▶ **Input material**:
* * * * *

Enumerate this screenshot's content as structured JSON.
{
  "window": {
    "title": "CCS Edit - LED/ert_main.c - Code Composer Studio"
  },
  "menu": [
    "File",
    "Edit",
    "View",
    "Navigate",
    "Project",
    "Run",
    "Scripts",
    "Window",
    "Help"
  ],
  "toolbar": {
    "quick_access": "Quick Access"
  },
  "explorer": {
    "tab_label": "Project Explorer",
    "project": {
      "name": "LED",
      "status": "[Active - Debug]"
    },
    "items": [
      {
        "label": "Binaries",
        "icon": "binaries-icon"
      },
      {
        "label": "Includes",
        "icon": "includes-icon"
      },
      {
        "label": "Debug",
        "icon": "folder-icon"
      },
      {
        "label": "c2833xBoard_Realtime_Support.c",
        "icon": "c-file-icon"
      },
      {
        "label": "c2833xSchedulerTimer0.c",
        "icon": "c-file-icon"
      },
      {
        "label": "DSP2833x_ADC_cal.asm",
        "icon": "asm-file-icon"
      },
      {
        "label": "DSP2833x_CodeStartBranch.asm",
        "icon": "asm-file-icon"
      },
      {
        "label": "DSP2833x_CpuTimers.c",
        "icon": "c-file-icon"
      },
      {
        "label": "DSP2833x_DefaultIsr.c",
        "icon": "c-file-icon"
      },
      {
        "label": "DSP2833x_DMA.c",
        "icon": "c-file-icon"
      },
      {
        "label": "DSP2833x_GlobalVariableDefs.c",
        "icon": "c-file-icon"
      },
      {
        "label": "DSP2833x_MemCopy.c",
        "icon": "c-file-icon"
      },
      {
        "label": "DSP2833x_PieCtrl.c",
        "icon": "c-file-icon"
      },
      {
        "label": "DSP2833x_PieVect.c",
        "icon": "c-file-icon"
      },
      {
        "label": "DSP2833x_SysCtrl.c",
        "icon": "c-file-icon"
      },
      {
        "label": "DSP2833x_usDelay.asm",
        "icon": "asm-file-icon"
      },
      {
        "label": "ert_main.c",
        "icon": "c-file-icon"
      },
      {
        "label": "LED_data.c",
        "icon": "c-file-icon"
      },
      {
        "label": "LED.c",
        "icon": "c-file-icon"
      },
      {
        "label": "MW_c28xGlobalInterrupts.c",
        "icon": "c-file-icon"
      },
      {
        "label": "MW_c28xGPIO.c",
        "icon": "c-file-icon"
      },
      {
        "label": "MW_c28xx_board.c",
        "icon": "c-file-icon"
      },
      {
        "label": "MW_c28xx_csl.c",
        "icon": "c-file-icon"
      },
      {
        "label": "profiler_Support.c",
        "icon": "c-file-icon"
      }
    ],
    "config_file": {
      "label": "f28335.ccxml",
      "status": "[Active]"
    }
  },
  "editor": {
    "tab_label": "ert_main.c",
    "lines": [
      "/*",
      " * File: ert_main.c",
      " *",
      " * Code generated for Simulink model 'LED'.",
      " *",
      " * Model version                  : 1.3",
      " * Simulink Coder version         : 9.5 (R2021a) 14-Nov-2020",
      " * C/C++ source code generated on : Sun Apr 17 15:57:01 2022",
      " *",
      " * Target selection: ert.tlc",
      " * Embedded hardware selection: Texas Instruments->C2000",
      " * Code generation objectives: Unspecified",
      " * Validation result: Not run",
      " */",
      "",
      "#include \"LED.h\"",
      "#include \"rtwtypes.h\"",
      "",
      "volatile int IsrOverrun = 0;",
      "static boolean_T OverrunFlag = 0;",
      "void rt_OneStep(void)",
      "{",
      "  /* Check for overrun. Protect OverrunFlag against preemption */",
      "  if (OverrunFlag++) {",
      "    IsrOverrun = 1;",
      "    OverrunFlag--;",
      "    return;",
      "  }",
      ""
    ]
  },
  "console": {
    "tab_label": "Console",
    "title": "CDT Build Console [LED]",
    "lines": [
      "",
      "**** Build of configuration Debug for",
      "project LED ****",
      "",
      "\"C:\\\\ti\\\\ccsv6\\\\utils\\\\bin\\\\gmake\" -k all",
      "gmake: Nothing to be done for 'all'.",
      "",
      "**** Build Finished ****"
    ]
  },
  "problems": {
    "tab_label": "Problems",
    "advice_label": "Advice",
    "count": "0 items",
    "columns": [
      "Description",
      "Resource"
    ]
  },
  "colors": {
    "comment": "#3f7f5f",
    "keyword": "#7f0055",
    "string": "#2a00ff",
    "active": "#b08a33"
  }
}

* * * * *

Looking at the data above, how many lines hold the word "Simulink"? Respond with the number alone.

2